-- Goal --
Go to the line that contains "Decode this image" and extract it along with every line after it, exactly, through the end of the data below.

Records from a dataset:

------------------------------------

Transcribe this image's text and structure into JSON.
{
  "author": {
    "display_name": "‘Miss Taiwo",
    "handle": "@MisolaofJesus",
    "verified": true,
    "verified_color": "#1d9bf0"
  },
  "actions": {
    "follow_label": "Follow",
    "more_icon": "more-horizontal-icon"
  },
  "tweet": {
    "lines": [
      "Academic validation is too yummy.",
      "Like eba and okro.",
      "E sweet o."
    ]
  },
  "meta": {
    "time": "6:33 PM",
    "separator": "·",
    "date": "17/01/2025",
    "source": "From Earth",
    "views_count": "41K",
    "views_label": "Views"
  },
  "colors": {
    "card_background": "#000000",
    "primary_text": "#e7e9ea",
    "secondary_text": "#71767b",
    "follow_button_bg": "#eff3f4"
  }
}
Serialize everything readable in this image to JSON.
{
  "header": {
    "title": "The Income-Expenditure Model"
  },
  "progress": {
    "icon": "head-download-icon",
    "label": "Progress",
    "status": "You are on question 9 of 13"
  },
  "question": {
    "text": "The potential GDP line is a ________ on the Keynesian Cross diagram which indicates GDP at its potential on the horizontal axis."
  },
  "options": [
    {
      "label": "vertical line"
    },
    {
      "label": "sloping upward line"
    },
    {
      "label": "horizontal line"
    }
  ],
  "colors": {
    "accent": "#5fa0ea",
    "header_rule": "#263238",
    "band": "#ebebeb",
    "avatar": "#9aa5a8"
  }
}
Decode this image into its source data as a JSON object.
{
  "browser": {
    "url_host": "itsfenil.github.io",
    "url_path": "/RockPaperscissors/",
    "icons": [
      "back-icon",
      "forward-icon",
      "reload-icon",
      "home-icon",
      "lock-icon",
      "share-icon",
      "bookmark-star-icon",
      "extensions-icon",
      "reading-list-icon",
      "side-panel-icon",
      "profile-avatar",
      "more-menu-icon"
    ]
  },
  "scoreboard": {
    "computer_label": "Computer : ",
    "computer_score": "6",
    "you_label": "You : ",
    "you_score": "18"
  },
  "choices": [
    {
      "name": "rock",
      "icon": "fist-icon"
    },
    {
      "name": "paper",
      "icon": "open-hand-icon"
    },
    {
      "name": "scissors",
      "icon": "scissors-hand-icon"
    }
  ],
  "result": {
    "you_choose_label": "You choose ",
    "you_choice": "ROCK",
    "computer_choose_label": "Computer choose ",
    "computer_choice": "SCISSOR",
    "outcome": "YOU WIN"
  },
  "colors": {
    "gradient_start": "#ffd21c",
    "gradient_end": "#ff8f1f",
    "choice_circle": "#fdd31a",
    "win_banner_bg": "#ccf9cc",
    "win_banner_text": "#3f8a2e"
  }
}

------------------------------------

-- Written response --
Decode this image into its source data as a JSON object.
{
  "browser": {
    "url_host": "itsfenil.github.io",
    "url_path": "/RockPaperscissors/",
    "icons": [
      "back-icon",
      "forward-icon",
      "reload-icon",
      "home-icon",
      "lock-icon",
      "share-icon",
      "bookmark-star-icon",
      "extensions-icon",
      "reading-list-icon",
      "side-panel-icon",
      "profile-avatar",
      "more-menu-icon"
    ]
  },
  "scoreboard": {
    "computer_label": "Computer : ",
    "computer_score": "6",
    "you_label": "You : ",
    "you_score": "18"
  },
  "choices": [
    {
      "name": "rock",
      "icon": "fist-icon"
    },
    {
      "name": "paper",
      "icon": "open-hand-icon"
    },
    {
      "name": "scissors",
      "icon": "scissors-hand-icon"
    }
  ],
  "result": {
    "you_choose_label": "You choose ",
    "you_choice": "ROCK",
    "computer_choose_label": "Computer choose ",
    "computer_choice": "SCISSOR",
    "outcome": "YOU WIN"
  },
  "colors": {
    "gradient_start": "#ffd21c",
    "gradient_end": "#ff8f1f",
    "choice_circle": "#fdd31a",
    "win_banner_bg": "#ccf9cc",
    "win_banner_text": "#3f8a2e"
  }
}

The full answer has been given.